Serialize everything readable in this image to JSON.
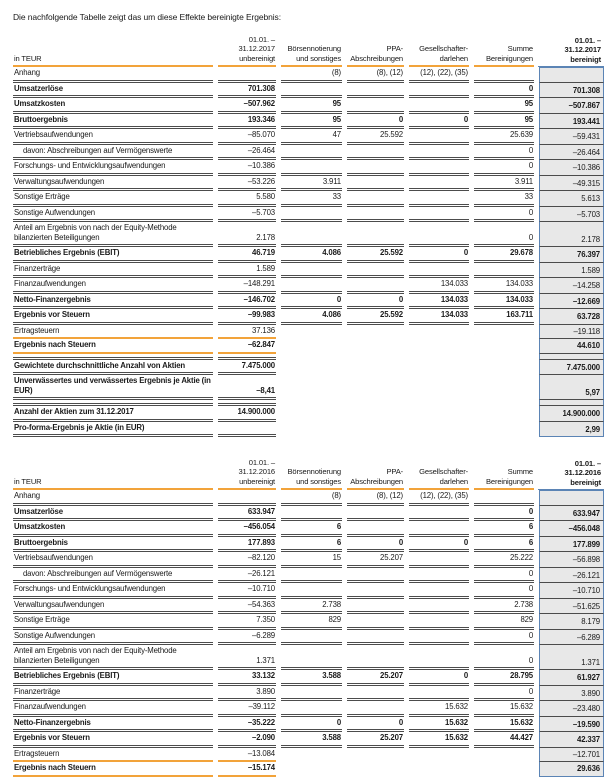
{
  "intro": "Die nachfolgende Tabelle zeigt das um diese Effekte bereinigte Ergebnis:",
  "colors": {
    "accent_orange": "#f2a33a",
    "box_border_blue": "#5b84b5",
    "box_fill_gray": "#e8e8e8",
    "rule_dark": "#4c4c4c",
    "text": "#1a1a1a"
  },
  "tables": [
    {
      "name": "ergebnis-2017",
      "col_headers": [
        "in TEUR",
        "01.01. –\n31.12.2017\nunbereinigt",
        "Börsennotierung\nund sonstiges",
        "PPA-\nAbschreibungen",
        "Gesellschafter-\ndarlehen",
        "Summe\nBereinigungen",
        "01.01. –\n31.12.2017\nbereinigt"
      ],
      "rows": [
        {
          "label": "Anhang",
          "values": [
            "",
            "(8)",
            "(8), (12)",
            "(12), (22), (35)",
            "",
            ""
          ],
          "rule": "full"
        },
        {
          "label": "Umsatzerlöse",
          "bold": true,
          "values": [
            "701.308",
            "",
            "",
            "",
            "0",
            "701.308"
          ],
          "rule": "full"
        },
        {
          "label": "Umsatzkosten",
          "bold": true,
          "values": [
            "–507.962",
            "95",
            "",
            "",
            "95",
            "–507.867"
          ],
          "rule": "full"
        },
        {
          "label": "Bruttoergebnis",
          "bold": true,
          "values": [
            "193.346",
            "95",
            "0",
            "0",
            "95",
            "193.441"
          ],
          "rule": "full"
        },
        {
          "label": "Vertriebsaufwendungen",
          "values": [
            "–85.070",
            "47",
            "25.592",
            "",
            "25.639",
            "–59.431"
          ],
          "rule": "full"
        },
        {
          "label": "davon: Abschreibungen auf Vermögenswerte",
          "indent": true,
          "values": [
            "–26.464",
            "",
            "",
            "",
            "0",
            "–26.464"
          ],
          "rule": "full"
        },
        {
          "label": "Forschungs- und Entwicklungsaufwendungen",
          "values": [
            "–10.386",
            "",
            "",
            "",
            "0",
            "–10.386"
          ],
          "rule": "full"
        },
        {
          "label": "Verwaltungsaufwendungen",
          "values": [
            "–53.226",
            "3.911",
            "",
            "",
            "3.911",
            "–49.315"
          ],
          "rule": "full"
        },
        {
          "label": "Sonstige Erträge",
          "values": [
            "5.580",
            "33",
            "",
            "",
            "33",
            "5.613"
          ],
          "rule": "full"
        },
        {
          "label": "Sonstige Aufwendungen",
          "values": [
            "–5.703",
            "",
            "",
            "",
            "0",
            "–5.703"
          ],
          "rule": "full"
        },
        {
          "label": "Anteil am Ergebnis von nach der Equity-Methode\nbilanzierten Beteiligungen",
          "values": [
            "2.178",
            "",
            "",
            "",
            "0",
            "2.178"
          ],
          "rule": "full"
        },
        {
          "label": "Betriebliches Ergebnis (EBIT)",
          "bold": true,
          "values": [
            "46.719",
            "4.086",
            "25.592",
            "0",
            "29.678",
            "76.397"
          ],
          "rule": "full"
        },
        {
          "label": "Finanzerträge",
          "values": [
            "1.589",
            "",
            "",
            "",
            "",
            "1.589"
          ],
          "rule": "full"
        },
        {
          "label": "Finanzaufwendungen",
          "values": [
            "–148.291",
            "",
            "",
            "134.033",
            "134.033",
            "–14.258"
          ],
          "rule": "full"
        },
        {
          "label": "Netto-Finanzergebnis",
          "bold": true,
          "values": [
            "–146.702",
            "0",
            "0",
            "134.033",
            "134.033",
            "–12.669"
          ],
          "rule": "full"
        },
        {
          "label": "Ergebnis vor Steuern",
          "bold": true,
          "values": [
            "–99.983",
            "4.086",
            "25.592",
            "134.033",
            "163.711",
            "63.728"
          ],
          "rule": "full"
        },
        {
          "label": "Ertragsteuern",
          "values": [
            "37.136",
            "",
            "",
            "",
            "",
            "–19.118"
          ],
          "rule": "orange"
        },
        {
          "label": "Ergebnis nach Steuern",
          "bold": true,
          "values": [
            "–62.847",
            "",
            "",
            "",
            "",
            "44.610"
          ],
          "rule": "orange"
        },
        {
          "label": "",
          "values": [
            "",
            "",
            "",
            "",
            "",
            ""
          ],
          "rule": "left",
          "spacer": true
        },
        {
          "label": "Gewichtete durchschnittliche Anzahl von Aktien",
          "bold": true,
          "values": [
            "7.475.000",
            "",
            "",
            "",
            "",
            "7.475.000"
          ],
          "rule": "left"
        },
        {
          "label": "Unverwässertes und verwässertes Ergebnis je Aktie (in EUR)",
          "bold": true,
          "values": [
            "–8,41",
            "",
            "",
            "",
            "",
            "5,97"
          ],
          "rule": "left"
        },
        {
          "label": "",
          "values": [
            "",
            "",
            "",
            "",
            "",
            ""
          ],
          "rule": "left",
          "spacer": true
        },
        {
          "label": "Anzahl der Aktien zum 31.12.2017",
          "bold": true,
          "values": [
            "14.900.000",
            "",
            "",
            "",
            "",
            "14.900.000"
          ],
          "rule": "left"
        },
        {
          "label": "Pro-forma-Ergebnis je Aktie (in EUR)",
          "bold": true,
          "values": [
            "",
            "",
            "",
            "",
            "",
            "2,99"
          ],
          "rule": "left"
        }
      ]
    },
    {
      "name": "ergebnis-2016",
      "col_headers": [
        "in TEUR",
        "01.01. –\n31.12.2016\nunbereinigt",
        "Börsennotierung\nund sonstiges",
        "PPA-\nAbschreibungen",
        "Gesellschafter-\ndarlehen",
        "Summe\nBereinigungen",
        "01.01. –\n31.12.2016\nbereinigt"
      ],
      "rows": [
        {
          "label": "Anhang",
          "values": [
            "",
            "(8)",
            "(8), (12)",
            "(12), (22), (35)",
            "",
            ""
          ],
          "rule": "full"
        },
        {
          "label": "Umsatzerlöse",
          "bold": true,
          "values": [
            "633.947",
            "",
            "",
            "",
            "0",
            "633.947"
          ],
          "rule": "full"
        },
        {
          "label": "Umsatzkosten",
          "bold": true,
          "values": [
            "–456.054",
            "6",
            "",
            "",
            "6",
            "–456.048"
          ],
          "rule": "full"
        },
        {
          "label": "Bruttoergebnis",
          "bold": true,
          "values": [
            "177.893",
            "6",
            "0",
            "0",
            "6",
            "177.899"
          ],
          "rule": "full"
        },
        {
          "label": "Vertriebsaufwendungen",
          "values": [
            "–82.120",
            "15",
            "25.207",
            "",
            "25.222",
            "–56.898"
          ],
          "rule": "full"
        },
        {
          "label": "davon: Abschreibungen auf Vermögenswerte",
          "indent": true,
          "values": [
            "–26.121",
            "",
            "",
            "",
            "0",
            "–26.121"
          ],
          "rule": "full"
        },
        {
          "label": "Forschungs- und Entwicklungsaufwendungen",
          "values": [
            "–10.710",
            "",
            "",
            "",
            "0",
            "–10.710"
          ],
          "rule": "full"
        },
        {
          "label": "Verwaltungsaufwendungen",
          "values": [
            "–54.363",
            "2.738",
            "",
            "",
            "2.738",
            "–51.625"
          ],
          "rule": "full"
        },
        {
          "label": "Sonstige Erträge",
          "values": [
            "7.350",
            "829",
            "",
            "",
            "829",
            "8.179"
          ],
          "rule": "full"
        },
        {
          "label": "Sonstige Aufwendungen",
          "values": [
            "–6.289",
            "",
            "",
            "",
            "0",
            "–6.289"
          ],
          "rule": "full"
        },
        {
          "label": "Anteil am Ergebnis von nach der Equity-Methode\nbilanzierten Beteiligungen",
          "values": [
            "1.371",
            "",
            "",
            "",
            "0",
            "1.371"
          ],
          "rule": "full"
        },
        {
          "label": "Betriebliches Ergebnis (EBIT)",
          "bold": true,
          "values": [
            "33.132",
            "3.588",
            "25.207",
            "0",
            "28.795",
            "61.927"
          ],
          "rule": "full"
        },
        {
          "label": "Finanzerträge",
          "values": [
            "3.890",
            "",
            "",
            "",
            "0",
            "3.890"
          ],
          "rule": "full"
        },
        {
          "label": "Finanzaufwendungen",
          "values": [
            "–39.112",
            "",
            "",
            "15.632",
            "15.632",
            "–23.480"
          ],
          "rule": "full"
        },
        {
          "label": "Netto-Finanzergebnis",
          "bold": true,
          "values": [
            "–35.222",
            "0",
            "0",
            "15.632",
            "15.632",
            "–19.590"
          ],
          "rule": "full"
        },
        {
          "label": "Ergebnis vor Steuern",
          "bold": true,
          "values": [
            "–2.090",
            "3.588",
            "25.207",
            "15.632",
            "44.427",
            "42.337"
          ],
          "rule": "full"
        },
        {
          "label": "Ertragsteuern",
          "values": [
            "–13.084",
            "",
            "",
            "",
            "",
            "–12.701"
          ],
          "rule": "orange"
        },
        {
          "label": "Ergebnis nach Steuern",
          "bold": true,
          "values": [
            "–15.174",
            "",
            "",
            "",
            "",
            "29.636"
          ],
          "rule": "orange"
        }
      ]
    }
  ]
}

+ + + + +

**AIM OF THE TASK**
Find all lines where the word "nunbereinigt" appears. Copy them.

**EXERCISE SOLUTION**
        "01.01. –\n31.12.2017\nunbereinigt",
        "01.01. –\n31.12.2016\nunbereinigt",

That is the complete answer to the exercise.